* [WHAT THIS TASK INVOLVES] Records follow. Pull out every line that contains "influyen".

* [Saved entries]
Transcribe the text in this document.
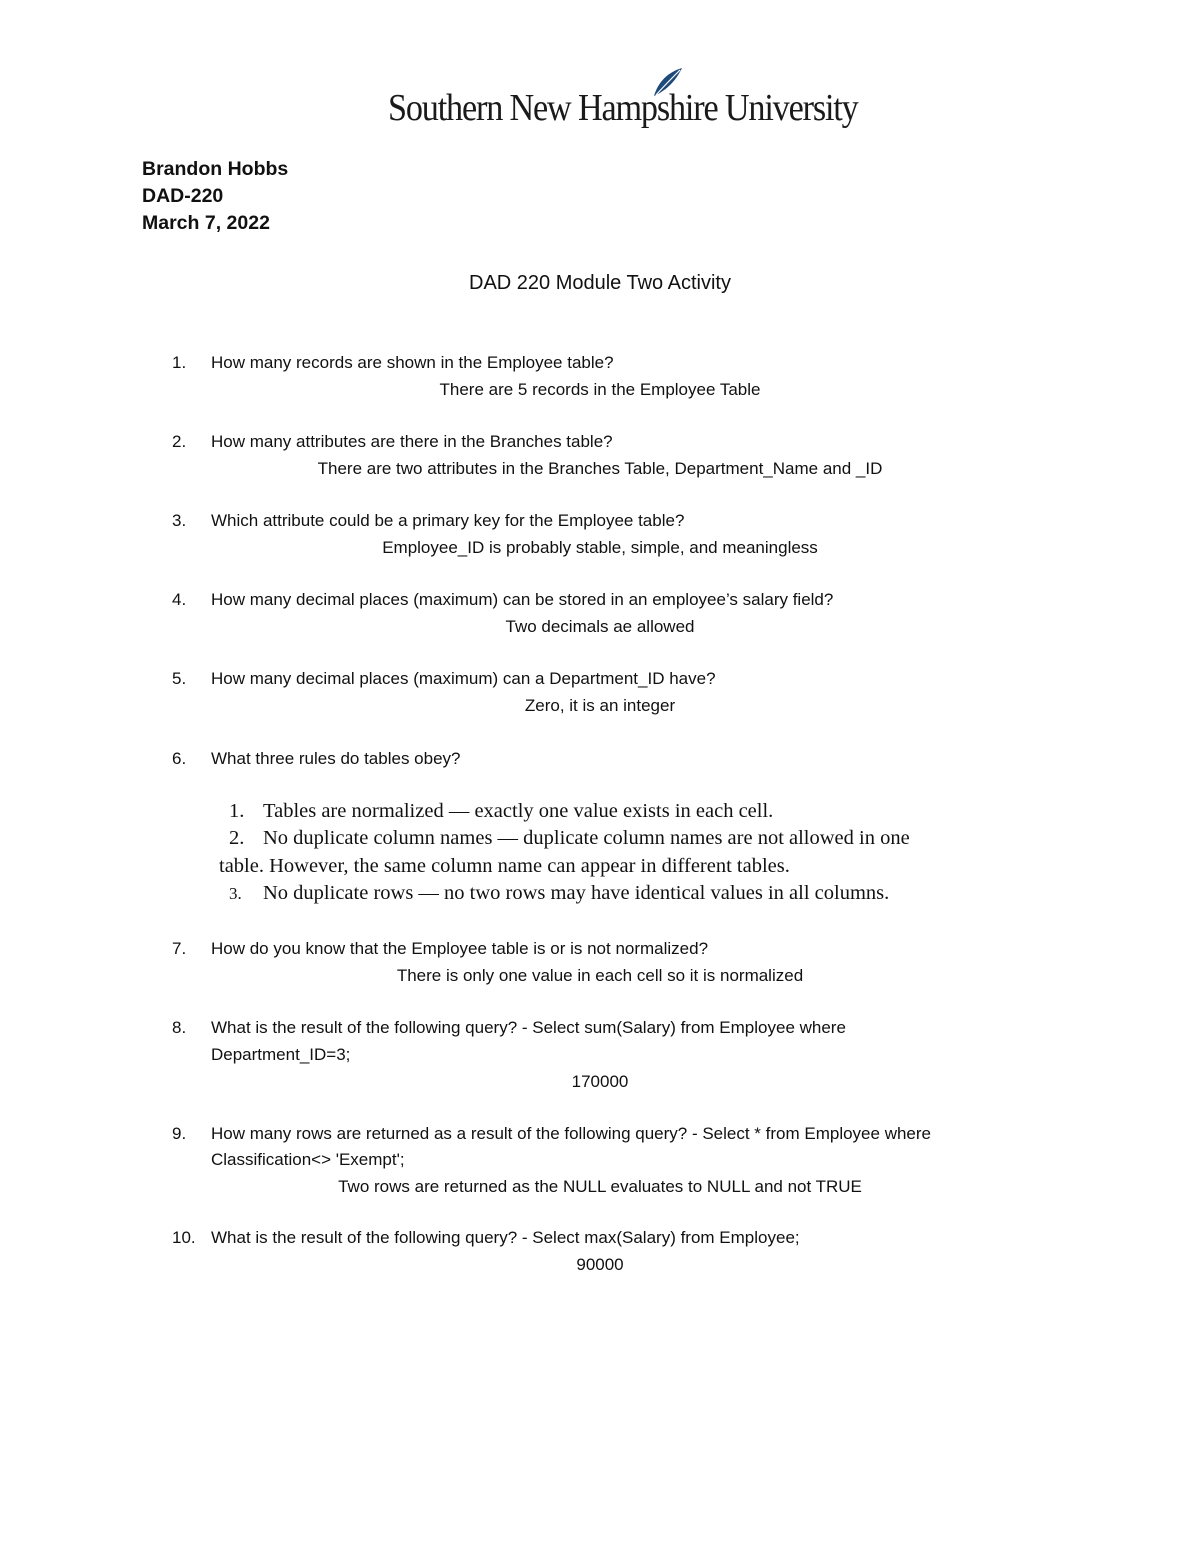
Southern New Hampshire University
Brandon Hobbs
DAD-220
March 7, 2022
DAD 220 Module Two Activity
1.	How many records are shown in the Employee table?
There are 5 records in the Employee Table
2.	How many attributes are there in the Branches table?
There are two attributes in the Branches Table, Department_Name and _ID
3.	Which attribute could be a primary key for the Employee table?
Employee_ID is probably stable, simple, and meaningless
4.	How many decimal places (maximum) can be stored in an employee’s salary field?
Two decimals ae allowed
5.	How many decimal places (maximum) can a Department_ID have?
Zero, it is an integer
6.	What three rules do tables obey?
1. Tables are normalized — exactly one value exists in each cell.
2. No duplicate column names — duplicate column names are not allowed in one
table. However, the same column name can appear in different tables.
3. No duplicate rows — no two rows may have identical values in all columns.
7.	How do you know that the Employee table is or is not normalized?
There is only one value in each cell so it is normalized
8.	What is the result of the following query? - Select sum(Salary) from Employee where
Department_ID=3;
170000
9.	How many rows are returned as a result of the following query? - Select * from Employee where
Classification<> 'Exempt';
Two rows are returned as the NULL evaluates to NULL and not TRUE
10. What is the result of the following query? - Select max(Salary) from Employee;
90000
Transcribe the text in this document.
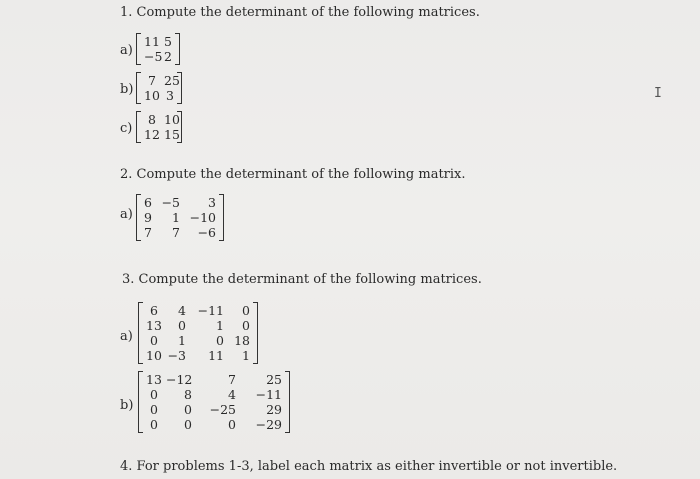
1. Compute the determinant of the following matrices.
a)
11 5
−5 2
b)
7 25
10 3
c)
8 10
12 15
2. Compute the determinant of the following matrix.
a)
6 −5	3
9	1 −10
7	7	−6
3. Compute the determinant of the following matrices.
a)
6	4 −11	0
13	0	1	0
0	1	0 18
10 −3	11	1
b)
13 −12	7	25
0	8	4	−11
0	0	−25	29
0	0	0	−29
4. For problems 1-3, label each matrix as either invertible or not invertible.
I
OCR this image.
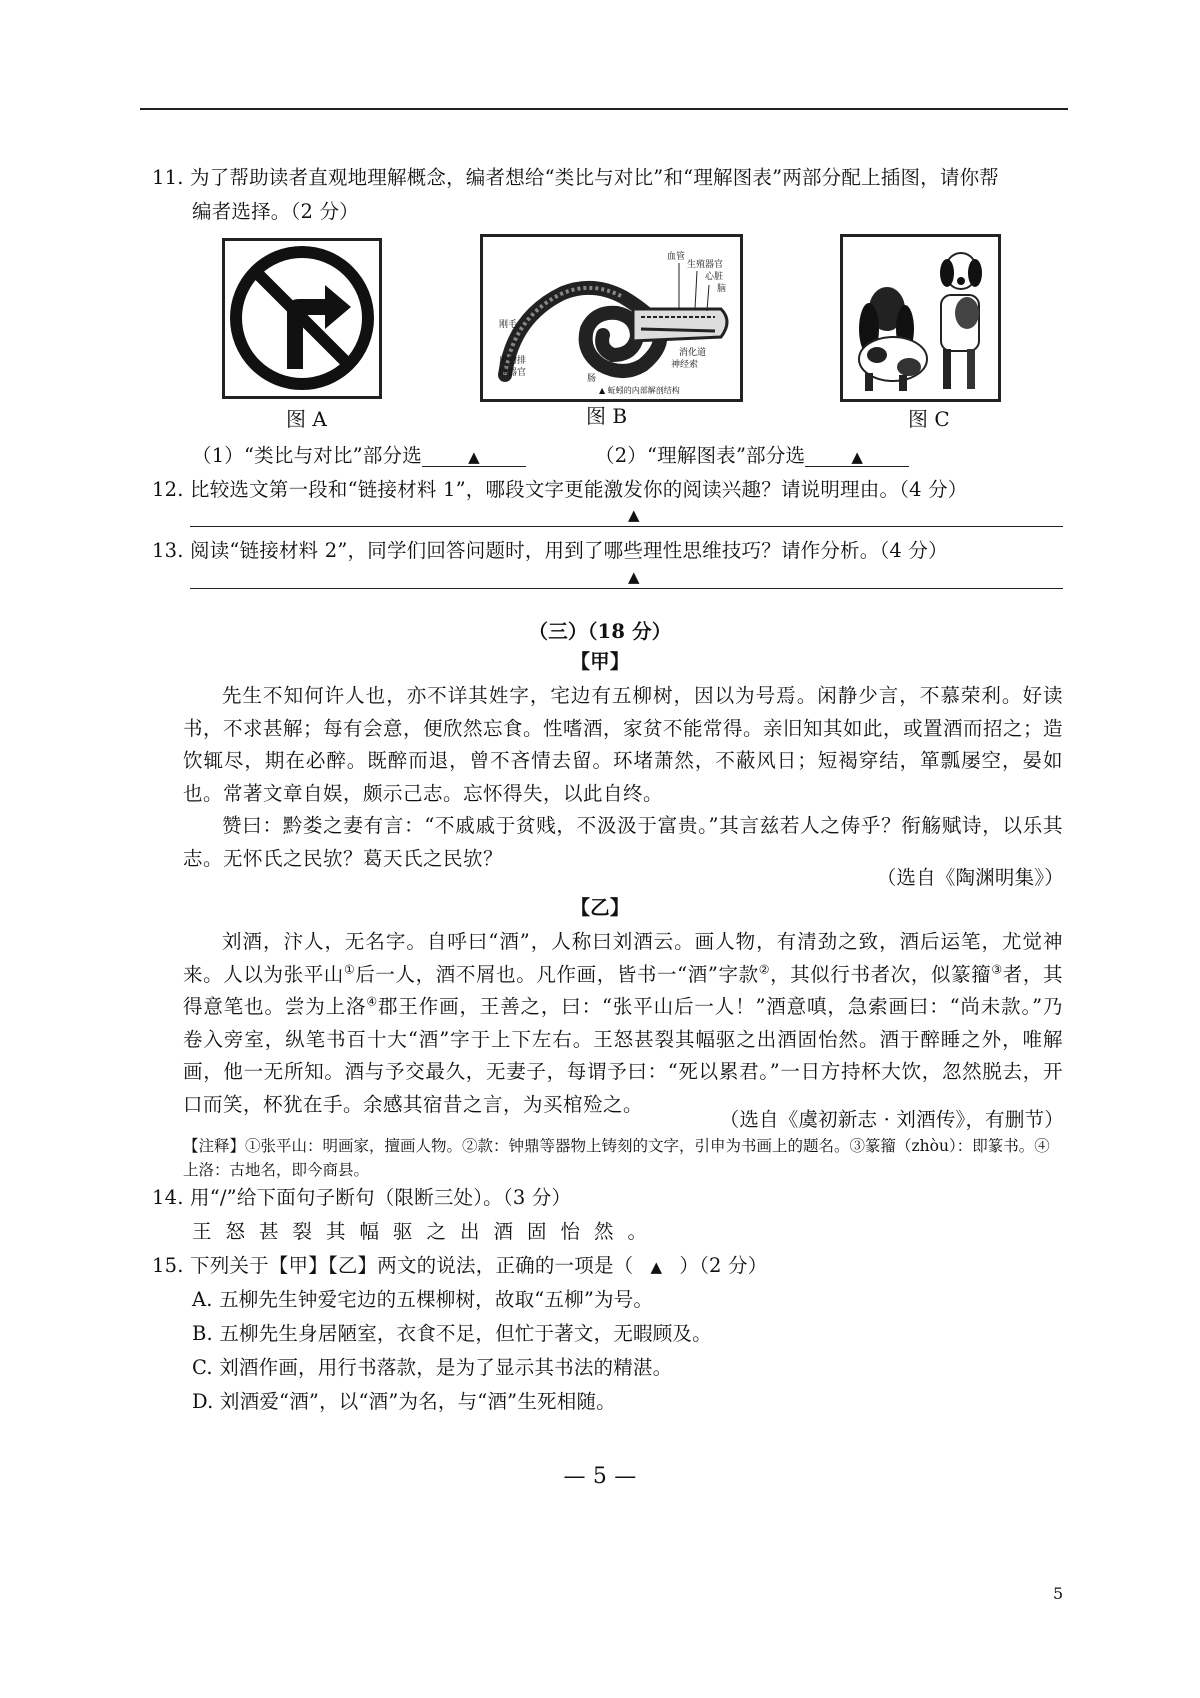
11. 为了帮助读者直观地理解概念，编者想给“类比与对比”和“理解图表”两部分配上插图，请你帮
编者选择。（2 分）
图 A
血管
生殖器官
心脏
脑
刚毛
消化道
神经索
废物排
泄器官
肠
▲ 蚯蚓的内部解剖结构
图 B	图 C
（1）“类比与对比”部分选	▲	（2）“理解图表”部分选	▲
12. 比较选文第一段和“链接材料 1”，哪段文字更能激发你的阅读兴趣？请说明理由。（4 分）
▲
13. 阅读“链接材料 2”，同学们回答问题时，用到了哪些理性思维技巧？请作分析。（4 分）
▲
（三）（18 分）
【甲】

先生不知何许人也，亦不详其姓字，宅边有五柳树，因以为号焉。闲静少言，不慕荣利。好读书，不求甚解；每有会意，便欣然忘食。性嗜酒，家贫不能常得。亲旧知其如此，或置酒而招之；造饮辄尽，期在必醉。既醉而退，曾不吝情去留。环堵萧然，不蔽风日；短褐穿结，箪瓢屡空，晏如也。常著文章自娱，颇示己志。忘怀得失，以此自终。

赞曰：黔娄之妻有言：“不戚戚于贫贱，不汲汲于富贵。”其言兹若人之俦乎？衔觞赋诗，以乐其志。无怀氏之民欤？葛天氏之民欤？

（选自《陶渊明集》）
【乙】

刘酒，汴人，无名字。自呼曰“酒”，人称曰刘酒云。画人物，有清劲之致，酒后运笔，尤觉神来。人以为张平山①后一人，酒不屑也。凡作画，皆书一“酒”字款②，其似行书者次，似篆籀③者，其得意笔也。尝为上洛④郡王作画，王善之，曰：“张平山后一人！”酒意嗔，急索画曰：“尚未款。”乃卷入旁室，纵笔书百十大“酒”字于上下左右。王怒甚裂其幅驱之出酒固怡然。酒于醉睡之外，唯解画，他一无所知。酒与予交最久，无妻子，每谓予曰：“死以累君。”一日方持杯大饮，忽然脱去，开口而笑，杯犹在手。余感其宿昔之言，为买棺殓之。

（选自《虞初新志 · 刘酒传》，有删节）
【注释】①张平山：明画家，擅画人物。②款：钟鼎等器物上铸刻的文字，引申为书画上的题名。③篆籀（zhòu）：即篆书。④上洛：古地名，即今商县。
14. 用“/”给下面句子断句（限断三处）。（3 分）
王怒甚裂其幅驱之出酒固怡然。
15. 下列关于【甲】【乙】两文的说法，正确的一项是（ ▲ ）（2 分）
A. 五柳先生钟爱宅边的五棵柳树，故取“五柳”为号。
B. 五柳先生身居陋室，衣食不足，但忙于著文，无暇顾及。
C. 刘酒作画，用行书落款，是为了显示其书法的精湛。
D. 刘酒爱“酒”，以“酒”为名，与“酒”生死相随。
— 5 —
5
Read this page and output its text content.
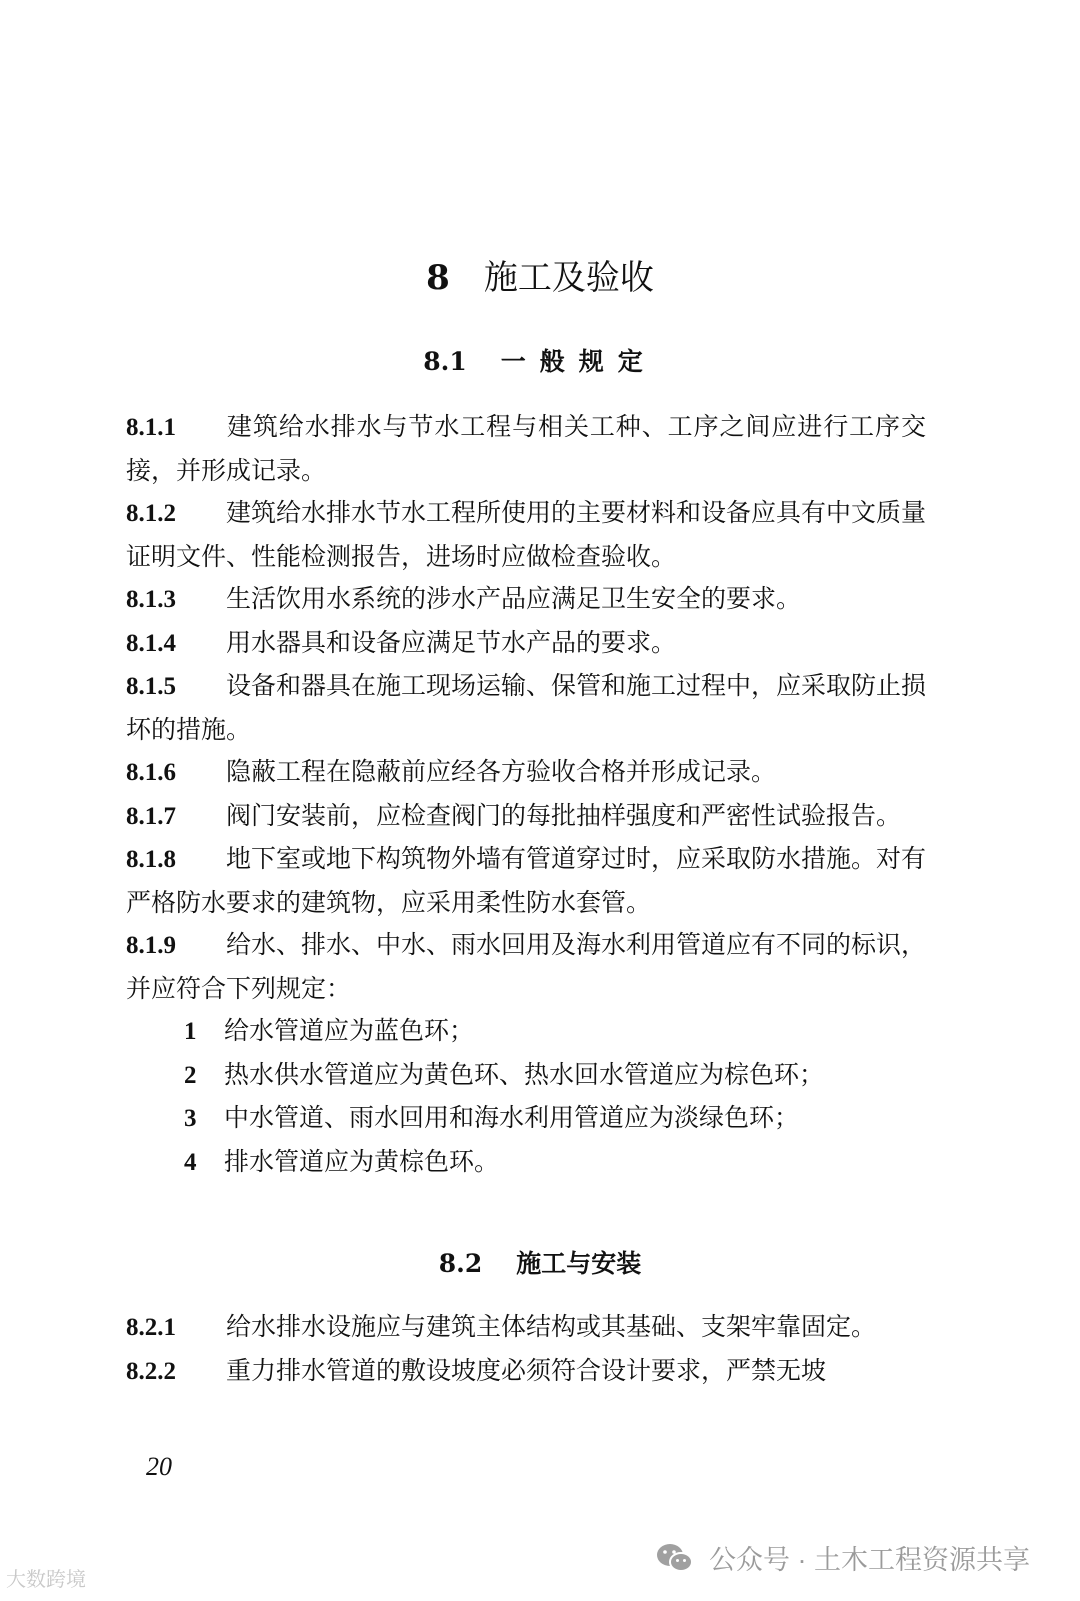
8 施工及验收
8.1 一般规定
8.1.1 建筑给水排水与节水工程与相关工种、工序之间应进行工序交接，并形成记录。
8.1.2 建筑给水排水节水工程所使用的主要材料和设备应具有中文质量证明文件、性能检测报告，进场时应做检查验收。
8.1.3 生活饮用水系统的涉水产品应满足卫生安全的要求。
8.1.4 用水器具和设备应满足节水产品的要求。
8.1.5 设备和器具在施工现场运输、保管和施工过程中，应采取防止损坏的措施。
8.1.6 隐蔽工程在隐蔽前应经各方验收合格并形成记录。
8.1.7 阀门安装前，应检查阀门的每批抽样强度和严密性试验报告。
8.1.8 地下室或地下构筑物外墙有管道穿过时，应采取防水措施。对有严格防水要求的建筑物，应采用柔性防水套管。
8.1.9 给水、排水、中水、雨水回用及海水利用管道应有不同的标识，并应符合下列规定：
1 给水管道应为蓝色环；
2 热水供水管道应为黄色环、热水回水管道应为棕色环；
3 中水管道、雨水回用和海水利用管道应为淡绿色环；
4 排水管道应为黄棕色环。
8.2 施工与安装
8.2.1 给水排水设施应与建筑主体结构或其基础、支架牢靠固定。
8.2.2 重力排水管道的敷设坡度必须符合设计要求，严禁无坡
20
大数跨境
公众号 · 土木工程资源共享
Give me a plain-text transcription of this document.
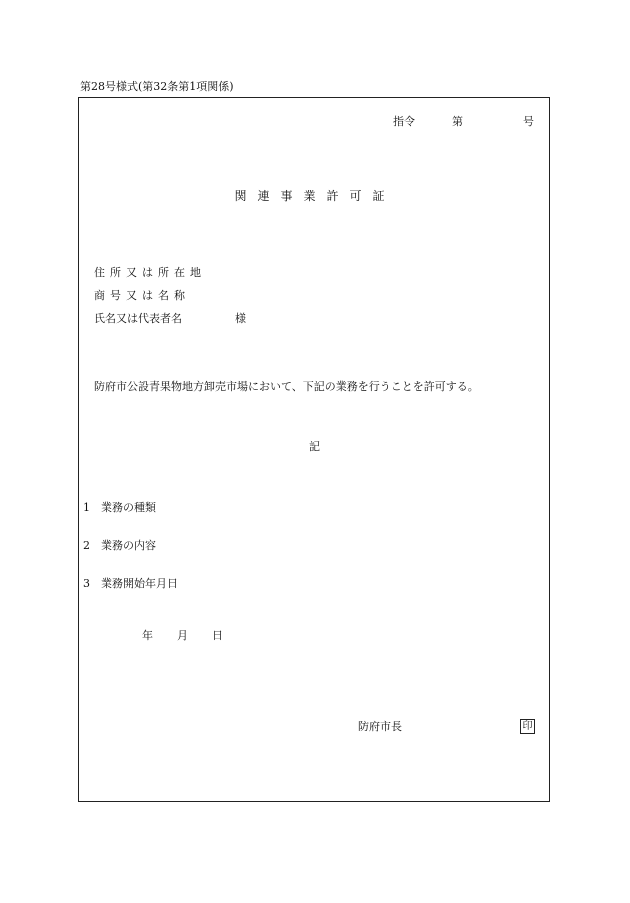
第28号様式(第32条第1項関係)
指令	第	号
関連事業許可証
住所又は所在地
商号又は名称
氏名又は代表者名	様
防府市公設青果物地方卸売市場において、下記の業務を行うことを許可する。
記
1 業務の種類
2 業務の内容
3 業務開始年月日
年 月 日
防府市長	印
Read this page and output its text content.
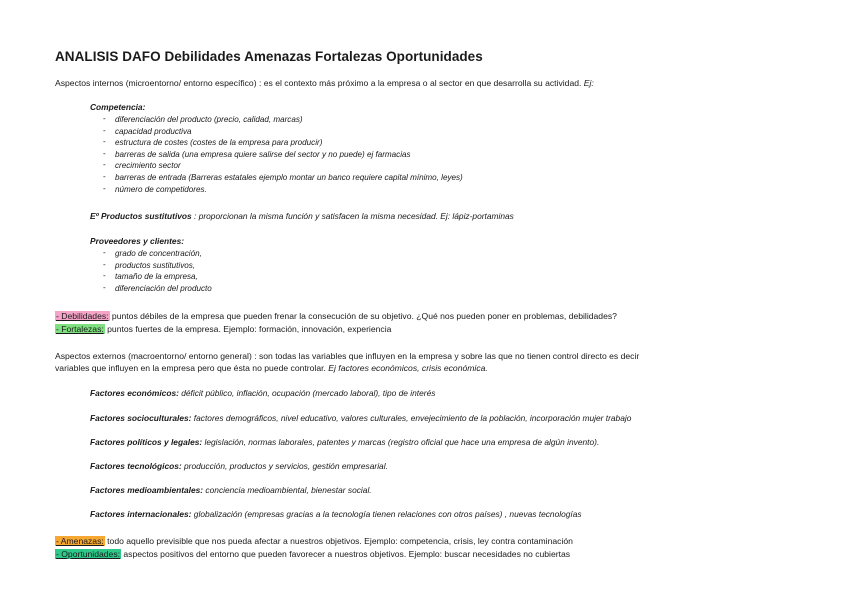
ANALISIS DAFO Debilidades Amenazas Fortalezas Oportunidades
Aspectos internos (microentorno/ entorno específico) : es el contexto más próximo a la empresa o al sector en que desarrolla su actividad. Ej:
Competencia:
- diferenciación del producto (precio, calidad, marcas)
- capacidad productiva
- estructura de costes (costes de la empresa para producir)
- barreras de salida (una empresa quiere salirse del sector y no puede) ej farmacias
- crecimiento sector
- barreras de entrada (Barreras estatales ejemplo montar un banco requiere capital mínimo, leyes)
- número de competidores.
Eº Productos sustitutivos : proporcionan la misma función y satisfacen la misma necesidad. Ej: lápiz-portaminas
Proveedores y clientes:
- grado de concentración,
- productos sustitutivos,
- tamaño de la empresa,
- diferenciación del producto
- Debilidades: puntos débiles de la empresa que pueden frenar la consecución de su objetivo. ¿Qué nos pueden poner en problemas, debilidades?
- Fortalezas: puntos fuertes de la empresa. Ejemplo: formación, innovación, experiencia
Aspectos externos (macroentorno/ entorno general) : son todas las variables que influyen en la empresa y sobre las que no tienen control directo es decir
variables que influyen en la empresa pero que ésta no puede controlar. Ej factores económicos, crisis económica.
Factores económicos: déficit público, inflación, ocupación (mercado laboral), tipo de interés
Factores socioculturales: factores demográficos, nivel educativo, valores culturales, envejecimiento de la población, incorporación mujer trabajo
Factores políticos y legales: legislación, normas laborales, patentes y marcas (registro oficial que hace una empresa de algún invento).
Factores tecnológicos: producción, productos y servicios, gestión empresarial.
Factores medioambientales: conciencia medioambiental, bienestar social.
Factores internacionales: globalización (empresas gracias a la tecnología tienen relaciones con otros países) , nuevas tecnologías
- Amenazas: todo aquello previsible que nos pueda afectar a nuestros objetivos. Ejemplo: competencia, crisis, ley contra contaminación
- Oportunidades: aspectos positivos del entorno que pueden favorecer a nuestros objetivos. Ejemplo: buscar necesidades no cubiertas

* [TASK ANSWER]
Aspectos externos (macroentorno/ entorno general) : son todas las variables que influyen en la empresa y sobre las que no tienen control directo es decir
variables que influyen en la empresa pero que ésta no puede controlar. Ej factores económicos, crisis económica.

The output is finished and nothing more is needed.